> **Written exercise**: Omit the images, then print each record below exactly as it reads.

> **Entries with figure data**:
☆ ☆ ☆
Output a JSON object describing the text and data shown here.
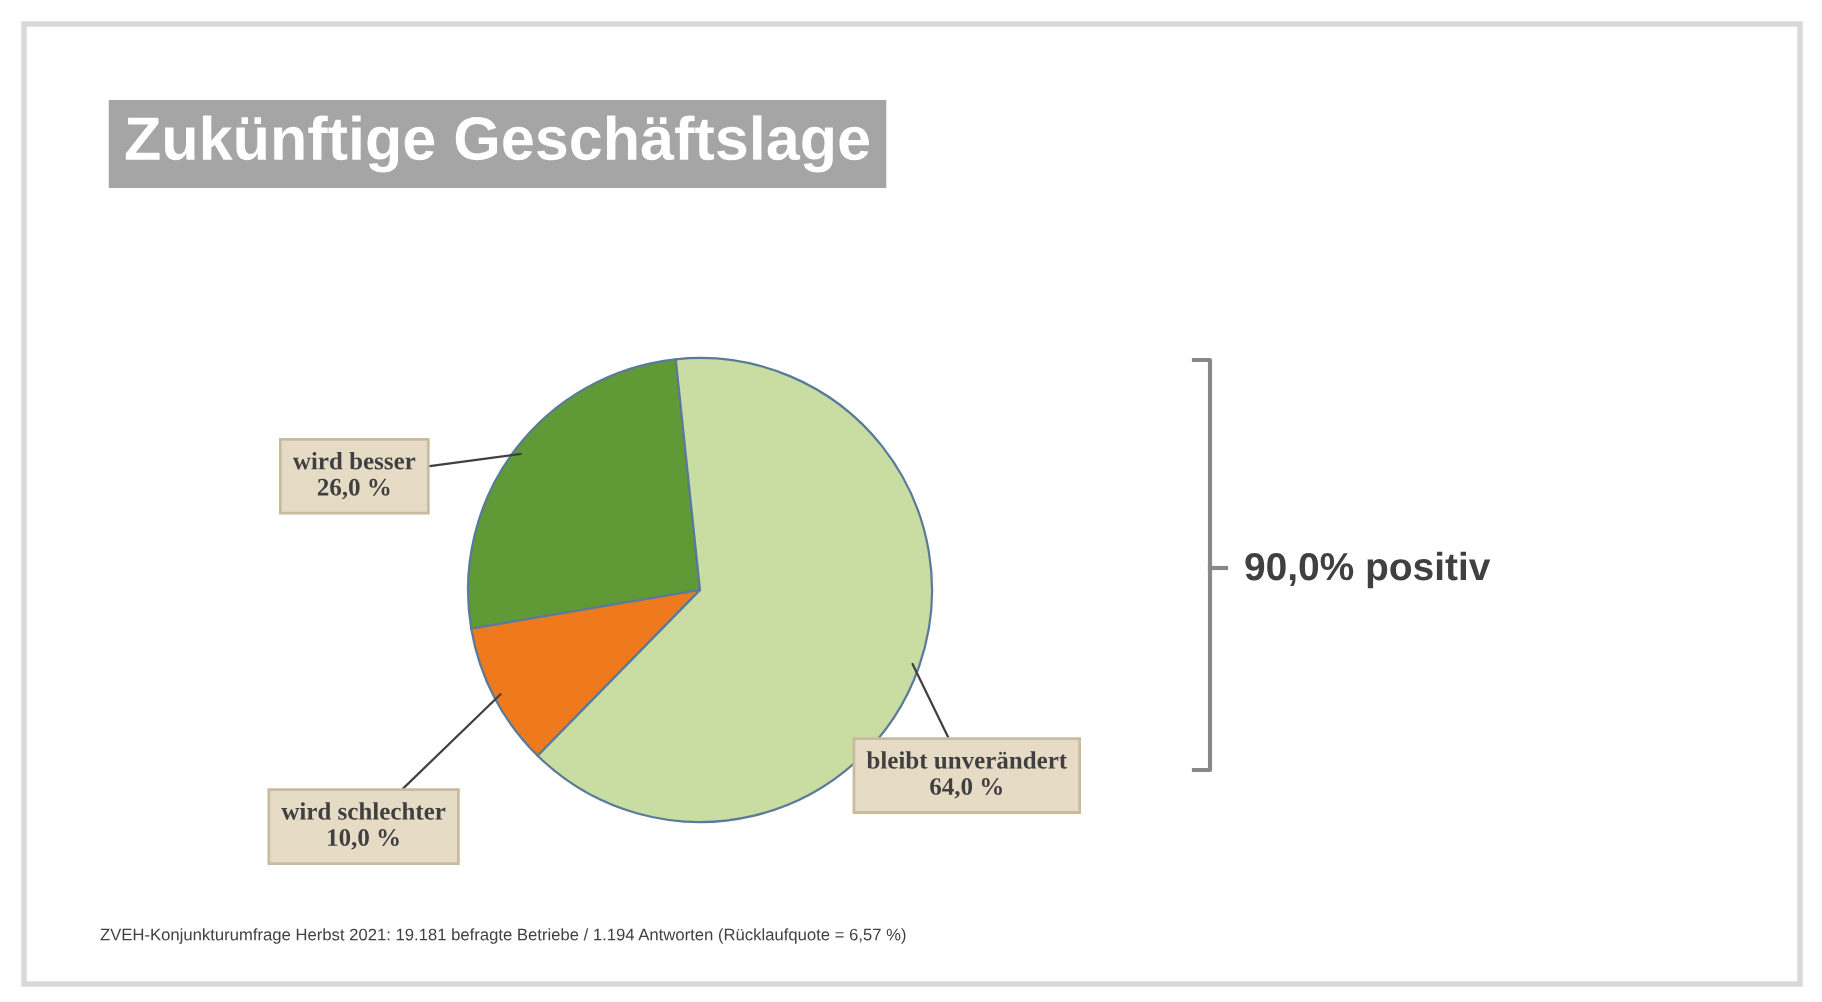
{
  "chart_data": {
    "type": "pie",
    "title": "Zukünftige Geschäftslage",
    "categories": [
      "wird besser",
      "wird schlechter",
      "bleibt unverändert"
    ],
    "values": [
      26.0,
      10.0,
      64.0
    ],
    "colors": [
      "#5f9a36",
      "#ef7a1e",
      "#c9dda3"
    ],
    "value_labels": [
      "26,0 %",
      "10,0 %",
      "64,0 %"
    ],
    "legend": false,
    "annotations": [
      "90,0% positiv",
      "ZVEH-Konjunkturumfrage Herbst 2021: 19.181 befragte Betriebe / 1.194 Antworten (Rücklaufquote = 6,57 %)"
    ]
  }
}
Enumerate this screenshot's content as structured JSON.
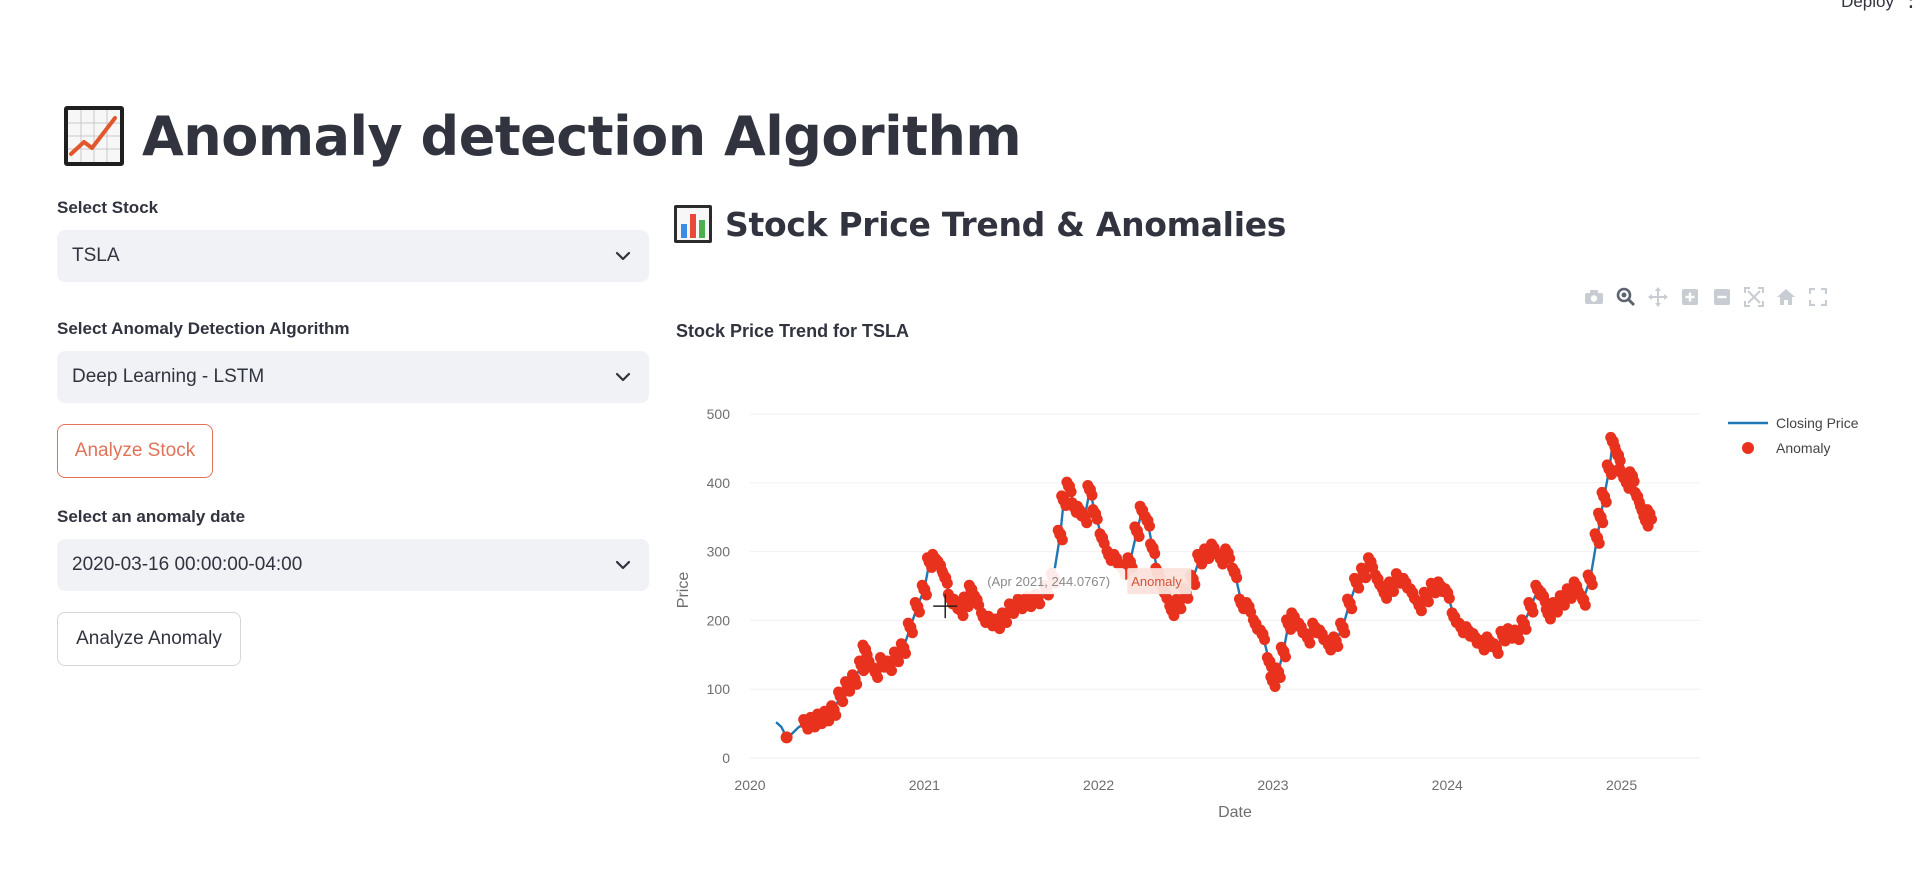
☆ ☆ ☆
> **Finished answer**:
Output a JSON object describing the text and data shown here.
{
  "chart_data": {
    "type": "pie",
    "title": "Zukünftige Geschäftslage",
    "categories": [
      "wird besser",
      "wird schlechter",
      "bleibt unverändert"
    ],
    "values": [
      26.0,
      10.0,
      64.0
    ],
    "colors": [
      "#5f9a36",
      "#ef7a1e",
      "#c9dda3"
    ],
    "value_labels": [
      "26,0 %",
      "10,0 %",
      "64,0 %"
    ],
    "legend": false,
    "annotations": [
      "90,0% positiv",
      "ZVEH-Konjunkturumfrage Herbst 2021: 19.181 befragte Betriebe / 1.194 Antworten (Rücklaufquote = 6,57 %)"
    ]
  }
}
Enumerate this screenshot's content as structured JSON.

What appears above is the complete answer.